WORK INSTRUCTIONS: Reproduce this listing in full.

(Collected data)

---*---

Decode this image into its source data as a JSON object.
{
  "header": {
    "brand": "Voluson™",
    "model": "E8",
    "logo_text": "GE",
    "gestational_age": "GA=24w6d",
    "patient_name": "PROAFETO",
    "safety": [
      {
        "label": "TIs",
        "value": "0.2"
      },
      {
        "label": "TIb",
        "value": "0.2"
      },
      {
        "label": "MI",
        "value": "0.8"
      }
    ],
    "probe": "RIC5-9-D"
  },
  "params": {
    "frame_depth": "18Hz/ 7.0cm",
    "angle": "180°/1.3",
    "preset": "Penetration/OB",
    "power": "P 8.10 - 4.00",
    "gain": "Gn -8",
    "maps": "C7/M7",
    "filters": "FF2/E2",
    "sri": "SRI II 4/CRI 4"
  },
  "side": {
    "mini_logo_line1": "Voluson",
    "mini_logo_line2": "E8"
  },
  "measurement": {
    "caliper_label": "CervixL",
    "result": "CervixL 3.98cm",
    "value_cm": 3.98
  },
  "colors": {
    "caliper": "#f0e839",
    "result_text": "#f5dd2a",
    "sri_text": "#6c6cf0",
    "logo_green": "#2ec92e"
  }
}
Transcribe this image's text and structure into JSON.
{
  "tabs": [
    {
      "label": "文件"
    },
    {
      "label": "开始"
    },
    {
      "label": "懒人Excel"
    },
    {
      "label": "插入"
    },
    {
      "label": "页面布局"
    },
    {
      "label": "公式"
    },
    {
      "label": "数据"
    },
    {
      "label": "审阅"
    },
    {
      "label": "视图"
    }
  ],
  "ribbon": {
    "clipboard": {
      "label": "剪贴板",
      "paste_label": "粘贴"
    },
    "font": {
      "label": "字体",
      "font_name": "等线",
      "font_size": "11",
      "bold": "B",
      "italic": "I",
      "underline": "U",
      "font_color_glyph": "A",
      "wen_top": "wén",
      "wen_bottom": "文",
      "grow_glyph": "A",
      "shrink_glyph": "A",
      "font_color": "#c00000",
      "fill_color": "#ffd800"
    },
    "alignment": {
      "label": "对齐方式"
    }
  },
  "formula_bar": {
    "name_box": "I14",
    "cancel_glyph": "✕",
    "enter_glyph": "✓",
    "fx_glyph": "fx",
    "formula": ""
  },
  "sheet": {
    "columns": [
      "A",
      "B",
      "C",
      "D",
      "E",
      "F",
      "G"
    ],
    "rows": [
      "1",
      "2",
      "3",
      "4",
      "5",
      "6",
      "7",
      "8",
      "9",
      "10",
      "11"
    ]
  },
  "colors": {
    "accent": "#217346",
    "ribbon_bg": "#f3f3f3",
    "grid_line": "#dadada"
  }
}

---*---

EXERCISE ANSWER:
Decode this image into its source data as a JSON object.
{
  "header": {
    "brand": "Voluson™",
    "model": "E8",
    "logo_text": "GE",
    "gestational_age": "GA=24w6d",
    "patient_name": "PROAFETO",
    "safety": [
      {
        "label": "TIs",
        "value": "0.2"
      },
      {
        "label": "TIb",
        "value": "0.2"
      },
      {
        "label": "MI",
        "value": "0.8"
      }
    ],
    "probe": "RIC5-9-D"
  },
  "params": {
    "frame_depth": "18Hz/ 7.0cm",
    "angle": "180°/1.3",
    "preset": "Penetration/OB",
    "power": "P 8.10 - 4.00",
    "gain": "Gn -8",
    "maps": "C7/M7",
    "filters": "FF2/E2",
    "sri": "SRI II 4/CRI 4"
  },
  "side": {
    "mini_logo_line1": "Voluson",
    "mini_logo_line2": "E8"
  },
  "measurement": {
    "caliper_label": "CervixL",
    "result": "CervixL 3.98cm",
    "value_cm": 3.98
  },
  "colors": {
    "caliper": "#f0e839",
    "result_text": "#f5dd2a",
    "sri_text": "#6c6cf0",
    "logo_green": "#2ec92e"
  }
}
Transcribe this image's text and structure into JSON.
{
  "tabs": [
    {
      "label": "文件"
    },
    {
      "label": "开始"
    },
    {
      "label": "懒人Excel"
    },
    {
      "label": "插入"
    },
    {
      "label": "页面布局"
    },
    {
      "label": "公式"
    },
    {
      "label": "数据"
    },
    {
      "label": "审阅"
    },
    {
      "label": "视图"
    }
  ],
  "ribbon": {
    "clipboard": {
      "label": "剪贴板",
      "paste_label": "粘贴"
    },
    "font": {
      "label": "字体",
      "font_name": "等线",
      "font_size": "11",
      "bold": "B",
      "italic": "I",
      "underline": "U",
      "font_color_glyph": "A",
      "wen_top": "wén",
      "wen_bottom": "文",
      "grow_glyph": "A",
      "shrink_glyph": "A",
      "font_color": "#c00000",
      "fill_color": "#ffd800"
    },
    "alignment": {
      "label": "对齐方式"
    }
  },
  "formula_bar": {
    "name_box": "I14",
    "cancel_glyph": "✕",
    "enter_glyph": "✓",
    "fx_glyph": "fx",
    "formula": ""
  },
  "sheet": {
    "columns": [
      "A",
      "B",
      "C",
      "D",
      "E",
      "F",
      "G"
    ],
    "rows": [
      "1",
      "2",
      "3",
      "4",
      "5",
      "6",
      "7",
      "8",
      "9",
      "10",
      "11"
    ]
  },
  "colors": {
    "accent": "#217346",
    "ribbon_bg": "#f3f3f3",
    "grid_line": "#dadada"
  }
}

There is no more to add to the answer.